▶ STATED TASK
Gather all lines from the material that contain "باہر".
___ INPUT ___
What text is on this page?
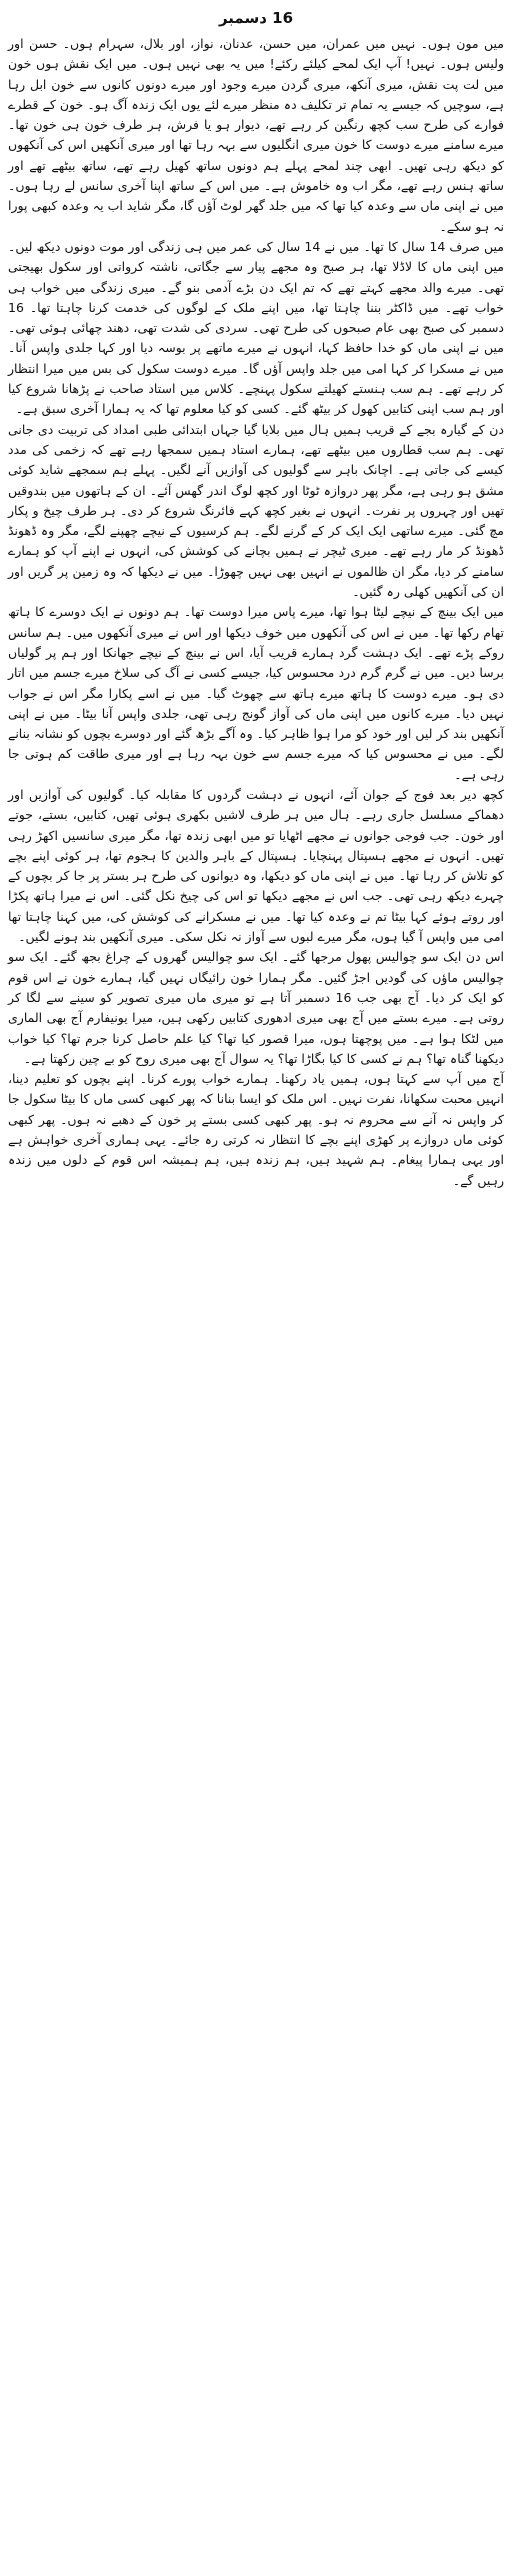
16 دسمبر

میں مون ہوں۔ نہیں میں عمران، میں حسن، عدنان، نواز، اور بلال، سہرام ہوں۔ حسن اور ولیس ہوں۔ نہیں! آپ ایک لمحے کیلئے رکئے! میں یہ بھی نہیں ہوں۔ میں ایک نقش ہوں خون میں لت پت نقش، میری آنکھ، میری گردن میرے وجود اور میرے دونوں کانوں سے خون ابل رہا ہے، سوچیں کہ جیسے یہ تمام تر تکلیف دہ منظر میرے لئے یوں ایک زندہ آگ ہو۔ خون کے قطرے فوارے کی طرح سب کچھ رنگین کر رہے تھے، دیوار ہو یا فرش، ہر طرف خون ہی خون تھا۔ میرے سامنے میرے دوست کا خون میری انگلیوں سے بہہ رہا تھا اور میری آنکھیں اس کی آنکھوں کو دیکھ رہی تھیں۔ ابھی چند لمحے پہلے ہم دونوں ساتھ کھیل رہے تھے، ساتھ بیٹھے تھے اور ساتھ ہنس رہے تھے، مگر اب وہ خاموش ہے۔ میں اس کے ساتھ اپنا آخری سانس لے رہا ہوں۔ میں نے اپنی ماں سے وعدہ کیا تھا کہ میں جلد گھر لوٹ آؤں گا، مگر شاید اب یہ وعدہ کبھی پورا نہ ہو سکے۔

میں صرف 14 سال کا تھا۔ میں نے 14 سال کی عمر میں ہی زندگی اور موت دونوں دیکھ لیں۔ میں اپنی ماں کا لاڈلا تھا، ہر صبح وہ مجھے پیار سے جگاتی، ناشتہ کرواتی اور سکول بھیجتی تھی۔ میرے والد مجھے کہتے تھے کہ تم ایک دن بڑے آدمی بنو گے۔ میری زندگی میں خواب ہی خواب تھے۔ میں ڈاکٹر بننا چاہتا تھا، میں اپنے ملک کے لوگوں کی خدمت کرنا چاہتا تھا۔ 16 دسمبر کی صبح بھی عام صبحوں کی طرح تھی۔ سردی کی شدت تھی، دھند چھائی ہوئی تھی۔ میں نے اپنی ماں کو خدا حافظ کہا، انہوں نے میرے ماتھے پر بوسہ دیا اور کہا جلدی واپس آنا۔ میں نے مسکرا کر کہا امی میں جلد واپس آؤں گا۔ میرے دوست سکول کی بس میں میرا انتظار کر رہے تھے۔ ہم سب ہنستے کھیلتے سکول پہنچے۔ کلاس میں استاد صاحب نے پڑھانا شروع کیا اور ہم سب اپنی کتابیں کھول کر بیٹھ گئے۔ کسی کو کیا معلوم تھا کہ یہ ہمارا آخری سبق ہے۔

دن کے گیارہ بجے کے قریب ہمیں ہال میں بلایا گیا جہاں ابتدائی طبی امداد کی تربیت دی جانی تھی۔ ہم سب قطاروں میں بیٹھے تھے، ہمارے استاد ہمیں سمجھا رہے تھے کہ زخمی کی مدد کیسے کی جاتی ہے۔ اچانک باہر سے گولیوں کی آوازیں آنے لگیں۔ پہلے ہم سمجھے شاید کوئی مشق ہو رہی ہے، مگر پھر دروازہ ٹوٹا اور کچھ لوگ اندر گھس آئے۔ ان کے ہاتھوں میں بندوقیں تھیں اور چہروں پر نفرت۔ انہوں نے بغیر کچھ کہے فائرنگ شروع کر دی۔ ہر طرف چیخ و پکار مچ گئی۔ میرے ساتھی ایک ایک کر کے گرنے لگے۔ ہم کرسیوں کے نیچے چھپنے لگے، مگر وہ ڈھونڈ ڈھونڈ کر مار رہے تھے۔ میری ٹیچر نے ہمیں بچانے کی کوشش کی، انہوں نے اپنے آپ کو ہمارے سامنے کر دیا، مگر ان ظالموں نے انہیں بھی نہیں چھوڑا۔ میں نے دیکھا کہ وہ زمین پر گریں اور ان کی آنکھیں کھلی رہ گئیں۔

میں ایک بینچ کے نیچے لیٹا ہوا تھا، میرے پاس میرا دوست تھا۔ ہم دونوں نے ایک دوسرے کا ہاتھ تھام رکھا تھا۔ میں نے اس کی آنکھوں میں خوف دیکھا اور اس نے میری آنکھوں میں۔ ہم سانس روکے پڑے تھے۔ ایک دہشت گرد ہمارے قریب آیا، اس نے بینچ کے نیچے جھانکا اور ہم پر گولیاں برسا دیں۔ میں نے گرم گرم درد محسوس کیا، جیسے کسی نے آگ کی سلاخ میرے جسم میں اتار دی ہو۔ میرے دوست کا ہاتھ میرے ہاتھ سے چھوٹ گیا۔ میں نے اسے پکارا مگر اس نے جواب نہیں دیا۔ میرے کانوں میں اپنی ماں کی آواز گونج رہی تھی، جلدی واپس آنا بیٹا۔ میں نے اپنی آنکھیں بند کر لیں اور خود کو مرا ہوا ظاہر کیا۔ وہ آگے بڑھ گئے اور دوسرے بچوں کو نشانہ بنانے لگے۔ میں نے محسوس کیا کہ میرے جسم سے خون بہہ رہا ہے اور میری طاقت کم ہوتی جا رہی ہے۔

کچھ دیر بعد فوج کے جوان آئے، انہوں نے دہشت گردوں کا مقابلہ کیا۔ گولیوں کی آوازیں اور دھماکے مسلسل جاری رہے۔ ہال میں ہر طرف لاشیں بکھری ہوئی تھیں، کتابیں، بستے، جوتے اور خون۔ جب فوجی جوانوں نے مجھے اٹھایا تو میں ابھی زندہ تھا، مگر میری سانسیں اکھڑ رہی تھیں۔ انہوں نے مجھے ہسپتال پہنچایا۔ ہسپتال کے باہر والدین کا ہجوم تھا، ہر کوئی اپنے بچے کو تلاش کر رہا تھا۔ میں نے اپنی ماں کو دیکھا، وہ دیوانوں کی طرح ہر بستر پر جا کر بچوں کے چہرے دیکھ رہی تھی۔ جب اس نے مجھے دیکھا تو اس کی چیخ نکل گئی۔ اس نے میرا ہاتھ پکڑا اور روتے ہوئے کہا بیٹا تم نے وعدہ کیا تھا۔ میں نے مسکرانے کی کوشش کی، میں کہنا چاہتا تھا امی میں واپس آ گیا ہوں، مگر میرے لبوں سے آواز نہ نکل سکی۔ میری آنکھیں بند ہونے لگیں۔

اس دن ایک سو چوالیس پھول مرجھا گئے۔ ایک سو چوالیس گھروں کے چراغ بجھ گئے۔ ایک سو چوالیس ماؤں کی گودیں اجڑ گئیں۔ مگر ہمارا خون رائیگاں نہیں گیا، ہمارے خون نے اس قوم کو ایک کر دیا۔ آج بھی جب 16 دسمبر آتا ہے تو میری ماں میری تصویر کو سینے سے لگا کر روتی ہے۔ میرے بستے میں آج بھی میری ادھوری کتابیں رکھی ہیں، میرا یونیفارم آج بھی الماری میں لٹکا ہوا ہے۔ میں پوچھتا ہوں، میرا قصور کیا تھا؟ کیا علم حاصل کرنا جرم تھا؟ کیا خواب دیکھنا گناہ تھا؟ ہم نے کسی کا کیا بگاڑا تھا؟ یہ سوال آج بھی میری روح کو بے چین رکھتا ہے۔

آج میں آپ سے کہتا ہوں، ہمیں یاد رکھنا۔ ہمارے خواب پورے کرنا۔ اپنے بچوں کو تعلیم دینا، انہیں محبت سکھانا، نفرت نہیں۔ اس ملک کو ایسا بنانا کہ پھر کبھی کسی ماں کا بیٹا سکول جا کر واپس نہ آنے سے محروم نہ ہو۔ پھر کبھی کسی بستے پر خون کے دھبے نہ ہوں۔ پھر کبھی کوئی ماں دروازے پر کھڑی اپنے بچے کا انتظار نہ کرتی رہ جائے۔ یہی ہماری آخری خواہش ہے اور یہی ہمارا پیغام۔ ہم شہید ہیں، ہم زندہ ہیں، ہم ہمیشہ اس قوم کے دلوں میں زندہ رہیں گے۔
___
▶ RIGHT ANSWER
دن کے گیارہ بجے کے قریب ہمیں ہال میں بلایا گیا جہاں ابتدائی طبی امداد کی تربیت دی جانی تھی۔ ہم سب قطاروں میں بیٹھے تھے، ہمارے استاد ہمیں سمجھا رہے تھے کہ زخمی کی مدد کیسے کی جاتی ہے۔ اچانک باہر سے گولیوں کی آوازیں آنے لگیں۔ پہلے ہم سمجھے شاید کوئی مشق ہو رہی ہے، مگر پھر دروازہ ٹوٹا اور کچھ لوگ اندر گھس آئے۔ ان کے ہاتھوں میں بندوقیں تھیں اور چہروں پر نفرت۔ انہوں نے بغیر کچھ کہے فائرنگ شروع کر دی۔ ہر طرف چیخ و پکار مچ گئی۔ میرے ساتھی ایک ایک کر کے گرنے لگے۔ ہم کرسیوں کے نیچے چھپنے لگے، مگر وہ ڈھونڈ ڈھونڈ کر مار رہے تھے۔ میری ٹیچر نے ہمیں بچانے کی کوشش کی، انہوں نے اپنے آپ کو ہمارے سامنے کر دیا، مگر ان ظالموں نے انہیں بھی نہیں چھوڑا۔ میں نے دیکھا کہ وہ زمین پر گریں اور ان کی آنکھیں کھلی رہ گئیں۔
کچھ دیر بعد فوج کے جوان آئے، انہوں نے دہشت گردوں کا مقابلہ کیا۔ گولیوں کی آوازیں اور دھماکے مسلسل جاری رہے۔ ہال میں ہر طرف لاشیں بکھری ہوئی تھیں، کتابیں، بستے، جوتے اور خون۔ جب فوجی جوانوں نے مجھے اٹھایا تو میں ابھی زندہ تھا، مگر میری سانسیں اکھڑ رہی تھیں۔ انہوں نے مجھے ہسپتال پہنچایا۔ ہسپتال کے باہر والدین کا ہجوم تھا، ہر کوئی اپنے بچے کو تلاش کر رہا تھا۔ میں نے اپنی ماں کو دیکھا، وہ دیوانوں کی طرح ہر بستر پر جا کر بچوں کے چہرے دیکھ رہی تھی۔ جب اس نے مجھے دیکھا تو اس کی چیخ نکل گئی۔ اس نے میرا ہاتھ پکڑا اور روتے ہوئے کہا بیٹا تم نے وعدہ کیا تھا۔ میں نے مسکرانے کی کوشش کی، میں کہنا چاہتا تھا امی میں واپس آ گیا ہوں، مگر میرے لبوں سے آواز نہ نکل سکی۔ میری آنکھیں بند ہونے لگیں۔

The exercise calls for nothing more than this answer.